**Directions for this task:** Reproduce each of the entries below word for word, omitting the pictures.

-=-=-=-=-

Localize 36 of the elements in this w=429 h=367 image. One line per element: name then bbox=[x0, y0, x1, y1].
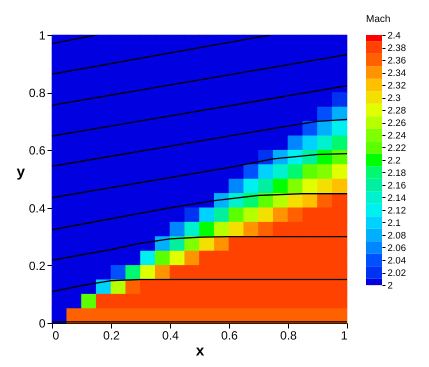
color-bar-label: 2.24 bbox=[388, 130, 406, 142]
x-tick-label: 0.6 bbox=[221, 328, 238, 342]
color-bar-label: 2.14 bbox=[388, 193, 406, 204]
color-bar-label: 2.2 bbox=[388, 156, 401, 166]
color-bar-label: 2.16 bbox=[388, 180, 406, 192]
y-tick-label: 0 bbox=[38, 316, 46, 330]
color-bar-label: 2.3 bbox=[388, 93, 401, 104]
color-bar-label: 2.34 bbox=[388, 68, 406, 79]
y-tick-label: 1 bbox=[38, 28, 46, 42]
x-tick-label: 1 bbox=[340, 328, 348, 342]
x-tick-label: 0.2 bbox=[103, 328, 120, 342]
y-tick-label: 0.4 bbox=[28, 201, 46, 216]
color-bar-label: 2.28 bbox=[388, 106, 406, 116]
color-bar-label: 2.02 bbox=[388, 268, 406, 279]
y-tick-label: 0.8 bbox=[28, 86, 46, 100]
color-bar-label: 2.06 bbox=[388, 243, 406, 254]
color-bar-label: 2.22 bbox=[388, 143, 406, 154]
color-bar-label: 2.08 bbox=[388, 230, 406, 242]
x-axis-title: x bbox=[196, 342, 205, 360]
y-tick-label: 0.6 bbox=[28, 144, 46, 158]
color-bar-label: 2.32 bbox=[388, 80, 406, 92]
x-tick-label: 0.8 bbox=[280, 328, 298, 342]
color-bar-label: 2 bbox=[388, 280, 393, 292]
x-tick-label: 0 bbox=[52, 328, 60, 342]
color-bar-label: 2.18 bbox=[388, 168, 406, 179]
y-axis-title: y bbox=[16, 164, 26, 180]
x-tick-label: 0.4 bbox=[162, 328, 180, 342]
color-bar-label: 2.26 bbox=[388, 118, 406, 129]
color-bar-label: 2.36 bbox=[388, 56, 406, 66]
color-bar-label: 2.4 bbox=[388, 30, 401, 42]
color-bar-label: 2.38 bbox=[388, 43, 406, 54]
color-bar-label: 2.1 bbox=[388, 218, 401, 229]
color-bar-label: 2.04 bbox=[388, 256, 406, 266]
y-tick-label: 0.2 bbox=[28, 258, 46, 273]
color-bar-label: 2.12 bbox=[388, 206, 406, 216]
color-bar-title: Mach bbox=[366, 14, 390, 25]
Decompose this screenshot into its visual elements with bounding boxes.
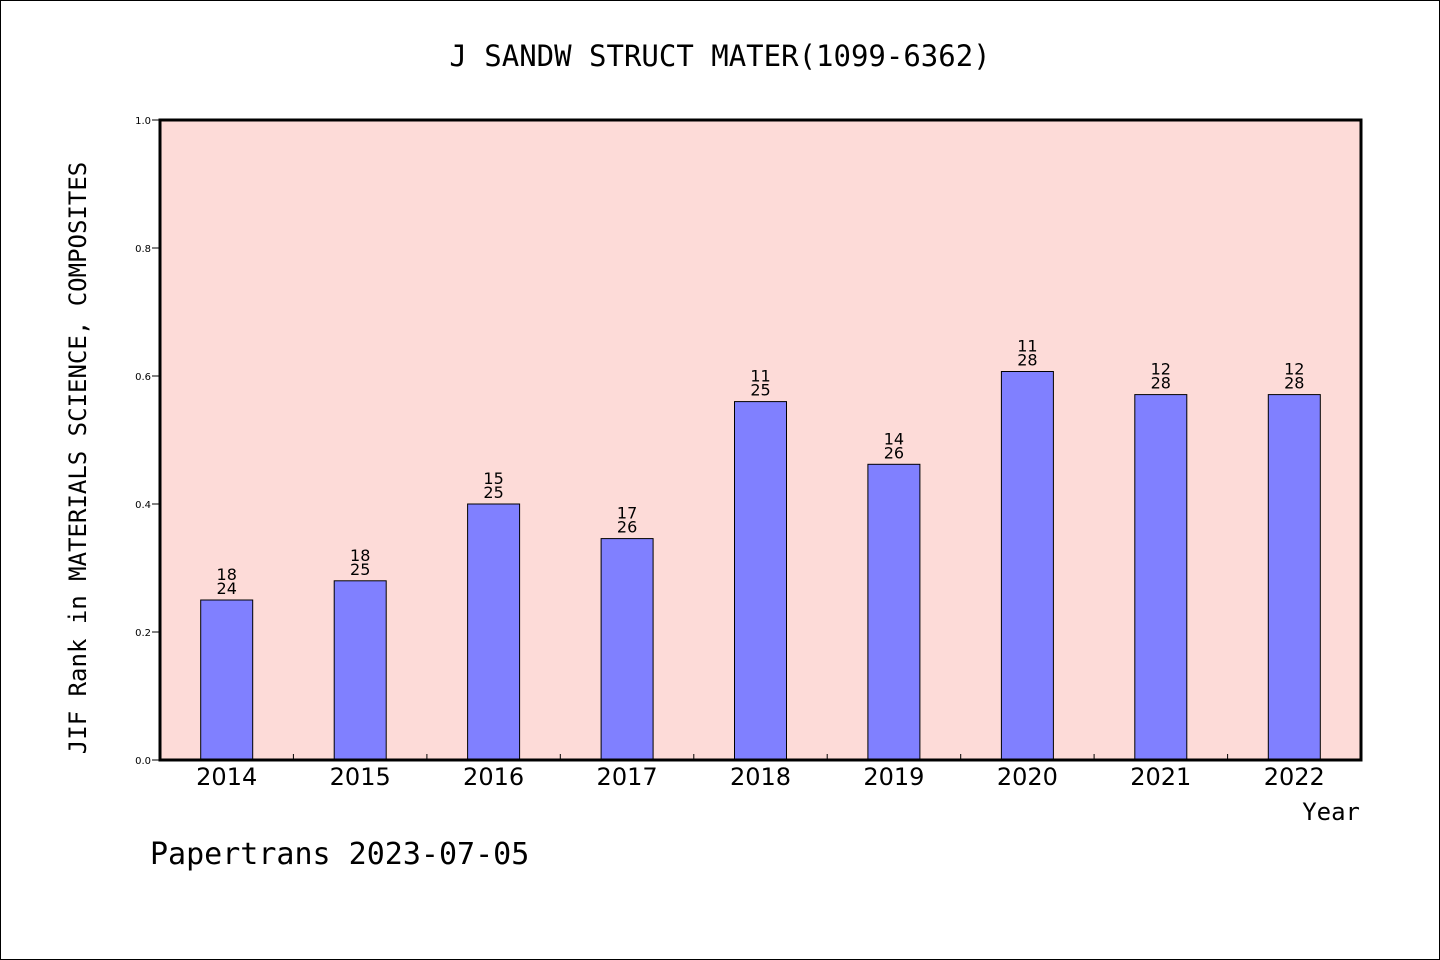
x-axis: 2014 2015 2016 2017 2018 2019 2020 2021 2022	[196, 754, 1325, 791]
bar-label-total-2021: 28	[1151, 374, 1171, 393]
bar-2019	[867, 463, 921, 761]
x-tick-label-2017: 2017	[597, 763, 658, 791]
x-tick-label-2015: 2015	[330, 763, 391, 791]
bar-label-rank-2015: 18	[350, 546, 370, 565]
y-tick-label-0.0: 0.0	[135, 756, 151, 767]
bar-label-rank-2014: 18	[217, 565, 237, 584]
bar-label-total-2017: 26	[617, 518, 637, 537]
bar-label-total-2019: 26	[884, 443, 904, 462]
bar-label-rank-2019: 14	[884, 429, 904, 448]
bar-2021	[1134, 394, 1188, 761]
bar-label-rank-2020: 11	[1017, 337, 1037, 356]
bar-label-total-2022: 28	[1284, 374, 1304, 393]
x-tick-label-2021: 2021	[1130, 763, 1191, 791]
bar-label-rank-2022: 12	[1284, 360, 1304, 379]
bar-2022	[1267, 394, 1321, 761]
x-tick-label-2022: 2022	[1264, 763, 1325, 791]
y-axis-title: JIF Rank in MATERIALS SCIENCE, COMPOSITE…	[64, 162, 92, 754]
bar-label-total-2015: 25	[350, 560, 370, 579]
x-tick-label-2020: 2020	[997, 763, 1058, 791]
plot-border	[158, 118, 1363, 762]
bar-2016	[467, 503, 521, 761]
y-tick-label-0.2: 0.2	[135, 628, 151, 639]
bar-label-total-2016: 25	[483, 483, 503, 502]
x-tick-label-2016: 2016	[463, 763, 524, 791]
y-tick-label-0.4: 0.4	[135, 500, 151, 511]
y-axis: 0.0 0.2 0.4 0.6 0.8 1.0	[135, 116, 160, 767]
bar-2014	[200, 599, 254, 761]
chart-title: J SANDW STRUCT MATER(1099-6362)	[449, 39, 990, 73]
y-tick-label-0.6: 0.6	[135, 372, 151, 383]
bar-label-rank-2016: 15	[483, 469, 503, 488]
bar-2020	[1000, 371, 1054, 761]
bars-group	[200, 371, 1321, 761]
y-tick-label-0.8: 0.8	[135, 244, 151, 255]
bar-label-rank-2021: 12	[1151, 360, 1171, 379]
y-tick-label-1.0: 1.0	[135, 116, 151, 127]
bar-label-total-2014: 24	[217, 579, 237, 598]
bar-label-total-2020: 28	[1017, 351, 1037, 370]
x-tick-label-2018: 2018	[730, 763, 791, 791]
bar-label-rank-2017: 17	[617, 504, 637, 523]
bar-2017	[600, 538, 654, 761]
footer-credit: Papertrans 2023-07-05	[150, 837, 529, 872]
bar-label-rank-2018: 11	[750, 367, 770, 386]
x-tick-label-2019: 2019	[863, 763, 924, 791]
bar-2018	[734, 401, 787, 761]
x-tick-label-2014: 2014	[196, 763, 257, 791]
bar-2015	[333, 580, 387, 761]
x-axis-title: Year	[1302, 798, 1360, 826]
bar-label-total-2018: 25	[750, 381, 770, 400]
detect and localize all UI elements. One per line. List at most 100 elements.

-=-=-=-=-

**Written answer:**
Localize 36 of the elements in this w=429 h=367 image. One line per element: name then bbox=[x0, y0, x1, y1].
color-bar-label: 2.24 bbox=[388, 130, 406, 142]
x-tick-label: 0.6 bbox=[221, 328, 238, 342]
color-bar-label: 2.14 bbox=[388, 193, 406, 204]
color-bar-label: 2.2 bbox=[388, 156, 401, 166]
color-bar-label: 2.16 bbox=[388, 180, 406, 192]
y-tick-label: 0 bbox=[38, 316, 46, 330]
color-bar-label: 2.3 bbox=[388, 93, 401, 104]
color-bar-label: 2.34 bbox=[388, 68, 406, 79]
y-tick-label: 1 bbox=[38, 28, 46, 42]
x-tick-label: 1 bbox=[340, 328, 348, 342]
x-tick-label: 0.2 bbox=[103, 328, 120, 342]
y-tick-label: 0.4 bbox=[28, 201, 46, 216]
color-bar-label: 2.28 bbox=[388, 106, 406, 116]
color-bar-label: 2.02 bbox=[388, 268, 406, 279]
y-tick-label: 0.8 bbox=[28, 86, 46, 100]
color-bar-label: 2.06 bbox=[388, 243, 406, 254]
color-bar-label: 2.22 bbox=[388, 143, 406, 154]
color-bar-label: 2.08 bbox=[388, 230, 406, 242]
x-axis-title: x bbox=[196, 342, 205, 360]
y-tick-label: 0.6 bbox=[28, 144, 46, 158]
color-bar-label: 2.32 bbox=[388, 80, 406, 92]
x-tick-label: 0.8 bbox=[280, 328, 298, 342]
color-bar-label: 2 bbox=[388, 280, 393, 292]
x-tick-label: 0 bbox=[52, 328, 60, 342]
color-bar-label: 2.18 bbox=[388, 168, 406, 179]
y-axis-title: y bbox=[16, 164, 26, 180]
x-tick-label: 0.4 bbox=[162, 328, 180, 342]
color-bar-label: 2.26 bbox=[388, 118, 406, 129]
color-bar-label: 2.36 bbox=[388, 56, 406, 66]
color-bar-label: 2.4 bbox=[388, 30, 401, 42]
color-bar-label: 2.38 bbox=[388, 43, 406, 54]
color-bar-label: 2.1 bbox=[388, 218, 401, 229]
color-bar-label: 2.04 bbox=[388, 256, 406, 266]
y-tick-label: 0.2 bbox=[28, 258, 46, 273]
color-bar-label: 2.12 bbox=[388, 206, 406, 216]
color-bar-title: Mach bbox=[366, 14, 390, 25]
Decompose this screenshot into its visual elements with bounding boxes.
x-axis: 2014 2015 2016 2017 2018 2019 2020 2021 2022	[196, 754, 1325, 791]
bar-label-total-2021: 28	[1151, 374, 1171, 393]
bar-2019	[867, 463, 921, 761]
x-tick-label-2017: 2017	[597, 763, 658, 791]
x-tick-label-2015: 2015	[330, 763, 391, 791]
bar-label-rank-2015: 18	[350, 546, 370, 565]
y-tick-label-0.0: 0.0	[135, 756, 151, 767]
bar-label-rank-2014: 18	[217, 565, 237, 584]
bar-label-total-2017: 26	[617, 518, 637, 537]
bar-label-total-2019: 26	[884, 443, 904, 462]
bar-label-rank-2019: 14	[884, 429, 904, 448]
bar-2021	[1134, 394, 1188, 761]
bar-label-rank-2020: 11	[1017, 337, 1037, 356]
bar-label-total-2022: 28	[1284, 374, 1304, 393]
x-tick-label-2021: 2021	[1130, 763, 1191, 791]
bar-label-rank-2022: 12	[1284, 360, 1304, 379]
bar-2022	[1267, 394, 1321, 761]
x-tick-label-2022: 2022	[1264, 763, 1325, 791]
y-axis-title: JIF Rank in MATERIALS SCIENCE, COMPOSITE…	[64, 162, 92, 754]
bar-label-total-2015: 25	[350, 560, 370, 579]
x-tick-label-2020: 2020	[997, 763, 1058, 791]
plot-border	[158, 118, 1363, 762]
bar-2016	[467, 503, 521, 761]
y-tick-label-0.2: 0.2	[135, 628, 151, 639]
bar-label-total-2016: 25	[483, 483, 503, 502]
x-tick-label-2016: 2016	[463, 763, 524, 791]
y-tick-label-0.4: 0.4	[135, 500, 151, 511]
y-axis: 0.0 0.2 0.4 0.6 0.8 1.0	[135, 116, 160, 767]
bar-2014	[200, 599, 254, 761]
chart-title: J SANDW STRUCT MATER(1099-6362)	[449, 39, 990, 73]
y-tick-label-0.6: 0.6	[135, 372, 151, 383]
bar-label-rank-2016: 15	[483, 469, 503, 488]
bar-2020	[1000, 371, 1054, 761]
bars-group	[200, 371, 1321, 761]
y-tick-label-0.8: 0.8	[135, 244, 151, 255]
bar-label-rank-2021: 12	[1151, 360, 1171, 379]
y-tick-label-1.0: 1.0	[135, 116, 151, 127]
bar-label-total-2014: 24	[217, 579, 237, 598]
bar-label-total-2020: 28	[1017, 351, 1037, 370]
x-tick-label-2018: 2018	[730, 763, 791, 791]
bar-label-rank-2017: 17	[617, 504, 637, 523]
bar-2017	[600, 538, 654, 761]
footer-credit: Papertrans 2023-07-05	[150, 837, 529, 872]
bar-label-rank-2018: 11	[750, 367, 770, 386]
x-tick-label-2019: 2019	[863, 763, 924, 791]
bar-2018	[734, 401, 787, 761]
x-tick-label-2014: 2014	[196, 763, 257, 791]
bar-2015	[333, 580, 387, 761]
x-axis-title: Year	[1302, 798, 1360, 826]
bar-label-total-2018: 25	[750, 381, 770, 400]
detect and localize all UI elements. One per line. List at most 100 elements.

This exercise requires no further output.